━━ DATA SECTION

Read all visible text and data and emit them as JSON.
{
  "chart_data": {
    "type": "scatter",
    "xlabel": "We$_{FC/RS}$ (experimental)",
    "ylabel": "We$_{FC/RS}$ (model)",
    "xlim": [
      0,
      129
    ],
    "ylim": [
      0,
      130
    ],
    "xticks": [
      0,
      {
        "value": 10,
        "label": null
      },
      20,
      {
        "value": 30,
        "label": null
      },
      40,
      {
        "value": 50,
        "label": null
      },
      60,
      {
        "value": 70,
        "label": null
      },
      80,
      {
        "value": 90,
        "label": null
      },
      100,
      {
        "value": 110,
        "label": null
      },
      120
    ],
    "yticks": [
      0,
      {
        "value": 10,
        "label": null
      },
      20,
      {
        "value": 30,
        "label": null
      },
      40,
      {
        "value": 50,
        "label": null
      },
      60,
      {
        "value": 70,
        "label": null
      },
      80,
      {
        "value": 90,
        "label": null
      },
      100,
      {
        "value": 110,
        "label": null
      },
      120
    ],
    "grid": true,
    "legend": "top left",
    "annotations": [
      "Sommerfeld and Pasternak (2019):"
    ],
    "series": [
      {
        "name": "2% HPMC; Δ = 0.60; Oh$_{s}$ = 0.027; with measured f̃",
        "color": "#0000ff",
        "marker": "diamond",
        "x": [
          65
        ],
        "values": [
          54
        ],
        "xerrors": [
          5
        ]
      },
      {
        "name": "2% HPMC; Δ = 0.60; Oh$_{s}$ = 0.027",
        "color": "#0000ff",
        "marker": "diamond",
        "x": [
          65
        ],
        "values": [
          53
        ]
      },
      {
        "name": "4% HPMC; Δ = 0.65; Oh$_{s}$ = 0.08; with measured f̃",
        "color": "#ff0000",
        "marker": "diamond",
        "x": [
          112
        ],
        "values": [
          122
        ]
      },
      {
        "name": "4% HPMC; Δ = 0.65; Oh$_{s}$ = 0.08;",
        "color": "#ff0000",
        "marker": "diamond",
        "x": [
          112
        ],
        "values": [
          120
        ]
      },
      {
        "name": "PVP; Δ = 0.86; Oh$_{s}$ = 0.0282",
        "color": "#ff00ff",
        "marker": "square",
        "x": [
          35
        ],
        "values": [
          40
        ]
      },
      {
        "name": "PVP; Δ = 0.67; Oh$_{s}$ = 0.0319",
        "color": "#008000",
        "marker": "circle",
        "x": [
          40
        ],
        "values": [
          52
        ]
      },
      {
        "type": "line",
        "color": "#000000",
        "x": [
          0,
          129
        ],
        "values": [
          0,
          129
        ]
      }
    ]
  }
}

━━━━

GIVEN EXERCISE |
Word for word, extract all the records.

SOLUTION |
Read all visible text and data and emit them as JSON.
{
  "chart_data": {
    "type": "scatter",
    "xlabel": "We$_{FC/RS}$ (experimental)",
    "ylabel": "We$_{FC/RS}$ (model)",
    "xlim": [
      0,
      129
    ],
    "ylim": [
      0,
      130
    ],
    "xticks": [
      0,
      {
        "value": 10,
        "label": null
      },
      20,
      {
        "value": 30,
        "label": null
      },
      40,
      {
        "value": 50,
        "label": null
      },
      60,
      {
        "value": 70,
        "label": null
      },
      80,
      {
        "value": 90,
        "label": null
      },
      100,
      {
        "value": 110,
        "label": null
      },
      120
    ],
    "yticks": [
      0,
      {
        "value": 10,
        "label": null
      },
      20,
      {
        "value": 30,
        "label": null
      },
      40,
      {
        "value": 50,
        "label": null
      },
      60,
      {
        "value": 70,
        "label": null
      },
      80,
      {
        "value": 90,
        "label": null
      },
      100,
      {
        "value": 110,
        "label": null
      },
      120
    ],
    "grid": true,
    "legend": "top left",
    "annotations": [
      "Sommerfeld and Pasternak (2019):"
    ],
    "series": [
      {
        "name": "2% HPMC; Δ = 0.60; Oh$_{s}$ = 0.027; with measured f̃",
        "color": "#0000ff",
        "marker": "diamond",
        "x": [
          65
        ],
        "values": [
          54
        ],
        "xerrors": [
          5
        ]
      },
      {
        "name": "2% HPMC; Δ = 0.60; Oh$_{s}$ = 0.027",
        "color": "#0000ff",
        "marker": "diamond",
        "x": [
          65
        ],
        "values": [
          53
        ]
      },
      {
        "name": "4% HPMC; Δ = 0.65; Oh$_{s}$ = 0.08; with measured f̃",
        "color": "#ff0000",
        "marker": "diamond",
        "x": [
          112
        ],
        "values": [
          122
        ]
      },
      {
        "name": "4% HPMC; Δ = 0.65; Oh$_{s}$ = 0.08;",
        "color": "#ff0000",
        "marker": "diamond",
        "x": [
          112
        ],
        "values": [
          120
        ]
      },
      {
        "name": "PVP; Δ = 0.86; Oh$_{s}$ = 0.0282",
        "color": "#ff00ff",
        "marker": "square",
        "x": [
          35
        ],
        "values": [
          40
        ]
      },
      {
        "name": "PVP; Δ = 0.67; Oh$_{s}$ = 0.0319",
        "color": "#008000",
        "marker": "circle",
        "x": [
          40
        ],
        "values": [
          52
        ]
      },
      {
        "type": "line",
        "color": "#000000",
        "x": [
          0,
          129
        ],
        "values": [
          0,
          129
        ]
      }
    ]
  }
}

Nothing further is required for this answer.